### INFORMATION GIVEN:
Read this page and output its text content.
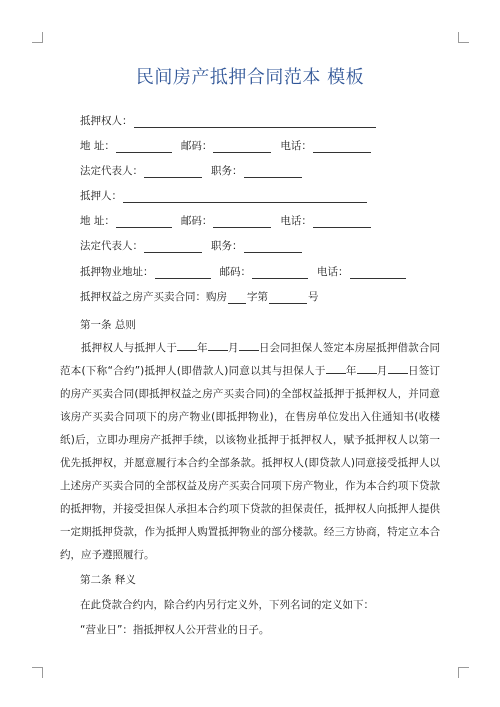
民间房产抵押合同范本 模板
抵押权人：
地 址：	邮码：	电话：
法定代表人：	职务：
抵押人：
地 址：	邮码：	电话：
法定代表人：	职务：
抵押物业地址：	邮码：	电话：
抵押权益之房产买卖合同：购房 字第	号
第一条 总则
抵押权人与抵押人于 年 月 日会同担保人签定本房屋抵押借款合同范本(下称“合约”)抵押人(即借款人)同意以其与担保人于 年 月 日签订的房产买卖合同(即抵押权益之房产买卖合同)的全部权益抵押于抵押权人，并同意该房产买卖合同项下的房产物业(即抵押物业)，在售房单位发出入住通知书(收楼纸)后，立即办理房产抵押手续，以该物业抵押于抵押权人，赋予抵押权人以第一优先抵押权，并愿意履行本合约全部条款。抵押权人(即贷款人)同意接受抵押人以上述房产买卖合同的全部权益及房产买卖合同项下房产物业，作为本合约项下贷款的抵押物，并接受担保人承担本合约项下贷款的担保责任，抵押权人向抵押人提供一定期抵押贷款，作为抵押人购置抵押物业的部分楼款。经三方协商，特定立本合约，应予遵照履行。
第二条 释义
在此贷款合约内，除合约内另行定义外，下列名词的定义如下：
“营业日”：指抵押权人公开营业的日子。
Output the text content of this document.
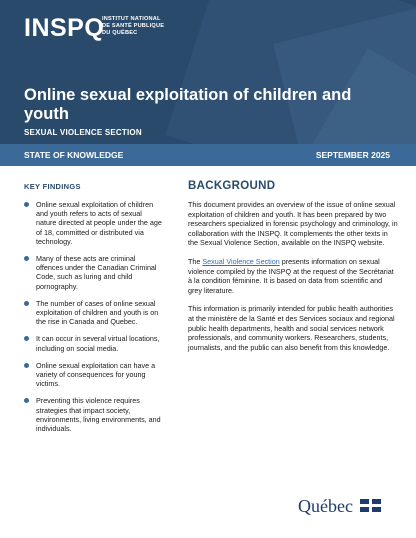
INSPQ
INSTITUT NATIONAL
DE SANTÉ PUBLIQUE
DU QUÉBEC
Online sexual exploitation of children and youth
SEXUAL VIOLENCE SECTION
STATE OF KNOWLEDGE	SEPTEMBER 2025
KEY FINDINGS
Online sexual exploitation of children and youth refers to acts of sexual nature directed at people under the age of 18, committed or distributed via technology.
Many of these acts are criminal offences under the Canadian Criminal Code, such as luring and child pornography.
The number of cases of online sexual exploitation of children and youth is on the rise in Canada and Quebec.
It can occur in several virtual locations, including on social media.
Online sexual exploitation can have a variety of consequences for young victims.
Preventing this violence requires strategies that impact society, environments, living environments, and individuals.
BACKGROUND

This document provides an overview of the issue of online sexual exploitation of children and youth. It has been prepared by two researchers specialized in forensic psychology and criminology, in collaboration with the INSPQ. It complements the other texts in the Sexual Violence Section, available on the INSPQ website.

The Sexual Violence Section presents information on sexual violence compiled by the INSPQ at the request of the Secrétariat à la condition féminine. It is based on data from scientific and grey literature.

This information is primarily intended for public health authorities at the ministère de la Santé et des Services sociaux and regional public health departments, health and social services network professionals, and community workers. Researchers, students, journalists, and the public can also benefit from this knowledge.

Québec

### WHAT THE EXERCISE ASKS:
Quote the records above exactly, leaving out any pictures.

### ANSWER TO THIS PROBLEM:
Read this page and output its text content.
民间房产抵押合同范本 模板
抵押权人：
地 址：	邮码：	电话：
法定代表人：	职务：
抵押人：
地 址：	邮码：	电话：
法定代表人：	职务：
抵押物业地址：	邮码：	电话：
抵押权益之房产买卖合同：购房 字第	号
第一条 总则
抵押权人与抵押人于 年 月 日会同担保人签定本房屋抵押借款合同范本(下称“合约”)抵押人(即借款人)同意以其与担保人于 年 月 日签订的房产买卖合同(即抵押权益之房产买卖合同)的全部权益抵押于抵押权人，并同意该房产买卖合同项下的房产物业(即抵押物业)，在售房单位发出入住通知书(收楼纸)后，立即办理房产抵押手续，以该物业抵押于抵押权人，赋予抵押权人以第一优先抵押权，并愿意履行本合约全部条款。抵押权人(即贷款人)同意接受抵押人以上述房产买卖合同的全部权益及房产买卖合同项下房产物业，作为本合约项下贷款的抵押物，并接受担保人承担本合约项下贷款的担保责任，抵押权人向抵押人提供一定期抵押贷款，作为抵押人购置抵押物业的部分楼款。经三方协商，特定立本合约，应予遵照履行。
第二条 释义
在此贷款合约内，除合约内另行定义外，下列名词的定义如下：
“营业日”：指抵押权人公开营业的日子。
Output the text content of this document.
INSPQ
INSTITUT NATIONAL
DE SANTÉ PUBLIQUE
DU QUÉBEC
Online sexual exploitation of children and youth
SEXUAL VIOLENCE SECTION
STATE OF KNOWLEDGE	SEPTEMBER 2025
KEY FINDINGS
Online sexual exploitation of children and youth refers to acts of sexual nature directed at people under the age of 18, committed or distributed via technology.
Many of these acts are criminal offences under the Canadian Criminal Code, such as luring and child pornography.
The number of cases of online sexual exploitation of children and youth is on the rise in Canada and Quebec.
It can occur in several virtual locations, including on social media.
Online sexual exploitation can have a variety of consequences for young victims.
Preventing this violence requires strategies that impact society, environments, living environments, and individuals.
BACKGROUND

This document provides an overview of the issue of online sexual exploitation of children and youth. It has been prepared by two researchers specialized in forensic psychology and criminology, in collaboration with the INSPQ. It complements the other texts in the Sexual Violence Section, available on the INSPQ website.

The Sexual Violence Section presents information on sexual violence compiled by the INSPQ at the request of the Secrétariat à la condition féminine. It is based on data from scientific and grey literature.

This information is primarily intended for public health authorities at the ministère de la Santé et des Services sociaux and regional public health departments, health and social services network professionals, and community workers. Researchers, students, journalists, and the public can also benefit from this knowledge.

Québec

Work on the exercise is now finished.